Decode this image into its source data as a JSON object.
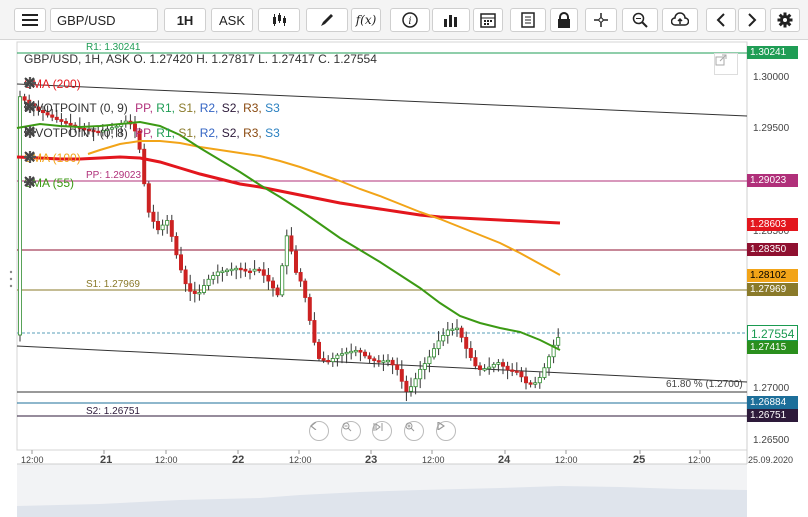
{
  "toolbar": {
    "symbol": "GBP/USD",
    "timeframe": "1H",
    "price_type": "ASK",
    "function_label": "f(x)"
  },
  "chart": {
    "header": "GBP/USD, 1H, ASK   O. 1.27420 H. 1.27817 L. 1.27417 C. 1.27554",
    "indicators": {
      "sma200": "SMA (200)",
      "pivot1": [
        "PIVOTPOINT (0, 9)",
        "PP,",
        "R1,",
        "S1,",
        "R2,",
        "S2,",
        "R3,",
        "S3"
      ],
      "pivot2": [
        "PIVOTPOINT (0, 8)",
        "PP,",
        "R1,",
        "S1,",
        "R2,",
        "S2,",
        "R3,",
        "S3"
      ],
      "sma100": "SMA (100)",
      "sma55": "SMA (55)"
    },
    "level_labels": {
      "r1": "R1: 1.30241",
      "pp": "PP: 1.29023",
      "s1": "S1: 1.27969",
      "s2": "S2: 1.26751",
      "fib": "61.80 % (1.2700)"
    },
    "price_axis": {
      "ticks": [
        "1.30000",
        "1.29500",
        "1.28500",
        "1.27000",
        "1.26500"
      ],
      "tags": [
        {
          "text": "1.30241",
          "bg": "#1f9d55",
          "fg": "#ffffff"
        },
        {
          "text": "1.29023",
          "bg": "#b0307a",
          "fg": "#ffffff"
        },
        {
          "text": "1.28603",
          "bg": "#e3161d",
          "fg": "#ffffff"
        },
        {
          "text": "1.28350",
          "bg": "#8f1030",
          "fg": "#ffffff"
        },
        {
          "text": "1.28102",
          "bg": "#f2a418",
          "fg": "#000000"
        },
        {
          "text": "1.27969",
          "bg": "#8a7a2a",
          "fg": "#ffffff"
        },
        {
          "text": "1.27554",
          "bg": "#ffffff",
          "fg": "#1a9a50"
        },
        {
          "text": "1.27415",
          "bg": "#2a8f1d",
          "fg": "#ffffff"
        },
        {
          "text": "1.26884",
          "bg": "#1d6f9a",
          "fg": "#ffffff"
        },
        {
          "text": "1.26751",
          "bg": "#2d1a3a",
          "fg": "#ffffff"
        }
      ]
    },
    "time_axis": [
      "12:00",
      "21",
      "12:00",
      "22",
      "12:00",
      "23",
      "12:00",
      "24",
      "12:00",
      "25",
      "12:00",
      "25.09.2020"
    ],
    "colors": {
      "sma200": "#e3161d",
      "sma100": "#f2a418",
      "sma55": "#3c9a14",
      "up_candle": "#2e8b2e",
      "down_candle": "#cc2222",
      "background": "#ffffff"
    }
  }
}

——

WRITTEN EXERCISE -
Check each line above for the word "text" and copy the ones that have it.

ANSWER TO THIS EXERCISE -
          "text": "1.30241",
          "text": "1.29023",
          "text": "1.28603",
          "text": "1.28350",
          "text": "1.28102",
          "text": "1.27969",
          "text": "1.27554",
          "text": "1.27415",
          "text": "1.26884",
          "text": "1.26751",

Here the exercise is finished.